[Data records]
━━━

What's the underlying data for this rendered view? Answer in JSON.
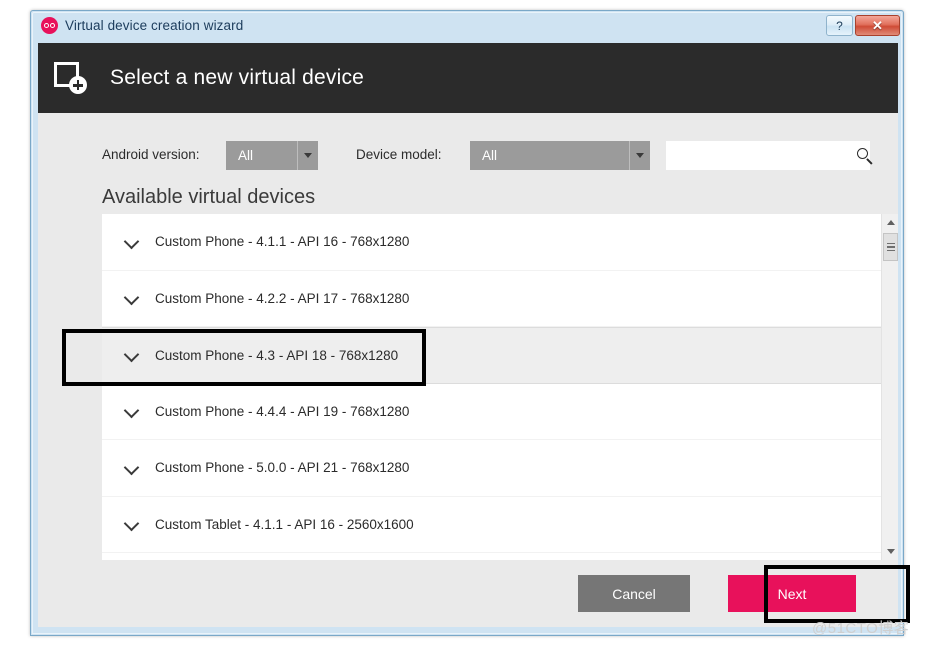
{
  "window": {
    "title": "Virtual device creation wizard",
    "app_icon": "goggles-icon",
    "caption_buttons": [
      {
        "name": "help-button",
        "label": "?"
      },
      {
        "name": "close-button",
        "label": "✕"
      }
    ]
  },
  "header": {
    "icon": "add-device-icon",
    "title": "Select a new virtual device"
  },
  "filters": {
    "android_version": {
      "label": "Android version:",
      "value": "All",
      "arrow_icon": "chevron-down-icon"
    },
    "device_model": {
      "label": "Device model:",
      "value": "All",
      "arrow_icon": "chevron-down-icon"
    },
    "search": {
      "value": "",
      "placeholder": "",
      "icon": "search-icon"
    }
  },
  "list": {
    "heading": "Available virtual devices",
    "expand_icon": "chevron-down-icon",
    "items": [
      {
        "label": "Custom Phone - 4.1.1 - API 16 - 768x1280",
        "selected": false
      },
      {
        "label": "Custom Phone - 4.2.2 - API 17 - 768x1280",
        "selected": false
      },
      {
        "label": "Custom Phone - 4.3 - API 18 - 768x1280",
        "selected": true
      },
      {
        "label": "Custom Phone - 4.4.4 - API 19 - 768x1280",
        "selected": false
      },
      {
        "label": "Custom Phone - 5.0.0 - API 21 - 768x1280",
        "selected": false
      },
      {
        "label": "Custom Tablet - 4.1.1 - API 16 - 2560x1600",
        "selected": false
      }
    ],
    "scrollbar": {
      "up_icon": "scroll-up-arrow-icon",
      "down_icon": "scroll-down-arrow-icon",
      "thumb": "scrollbar-thumb"
    }
  },
  "footer": {
    "cancel_label": "Cancel",
    "next_label": "Next"
  },
  "watermark": "@51CTO博客",
  "colors": {
    "accent": "#e8115b",
    "header_bg": "#2b2b2b",
    "body_bg": "#eaeaea",
    "cancel_bg": "#767676",
    "combo_bg": "#9b9b9b",
    "annotation": "#000000"
  }
}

━━━

**DIRECTIVE**
Strip out the pictures and quote the remaining data word for word.

**TASK RESULT**
What's the underlying data for this rendered view? Answer in JSON.
{
  "window": {
    "title": "Virtual device creation wizard",
    "app_icon": "goggles-icon",
    "caption_buttons": [
      {
        "name": "help-button",
        "label": "?"
      },
      {
        "name": "close-button",
        "label": "✕"
      }
    ]
  },
  "header": {
    "icon": "add-device-icon",
    "title": "Select a new virtual device"
  },
  "filters": {
    "android_version": {
      "label": "Android version:",
      "value": "All",
      "arrow_icon": "chevron-down-icon"
    },
    "device_model": {
      "label": "Device model:",
      "value": "All",
      "arrow_icon": "chevron-down-icon"
    },
    "search": {
      "value": "",
      "placeholder": "",
      "icon": "search-icon"
    }
  },
  "list": {
    "heading": "Available virtual devices",
    "expand_icon": "chevron-down-icon",
    "items": [
      {
        "label": "Custom Phone - 4.1.1 - API 16 - 768x1280",
        "selected": false
      },
      {
        "label": "Custom Phone - 4.2.2 - API 17 - 768x1280",
        "selected": false
      },
      {
        "label": "Custom Phone - 4.3 - API 18 - 768x1280",
        "selected": true
      },
      {
        "label": "Custom Phone - 4.4.4 - API 19 - 768x1280",
        "selected": false
      },
      {
        "label": "Custom Phone - 5.0.0 - API 21 - 768x1280",
        "selected": false
      },
      {
        "label": "Custom Tablet - 4.1.1 - API 16 - 2560x1600",
        "selected": false
      }
    ],
    "scrollbar": {
      "up_icon": "scroll-up-arrow-icon",
      "down_icon": "scroll-down-arrow-icon",
      "thumb": "scrollbar-thumb"
    }
  },
  "footer": {
    "cancel_label": "Cancel",
    "next_label": "Next"
  },
  "watermark": "@51CTO博客",
  "colors": {
    "accent": "#e8115b",
    "header_bg": "#2b2b2b",
    "body_bg": "#eaeaea",
    "cancel_bg": "#767676",
    "combo_bg": "#9b9b9b",
    "annotation": "#000000"
  }
}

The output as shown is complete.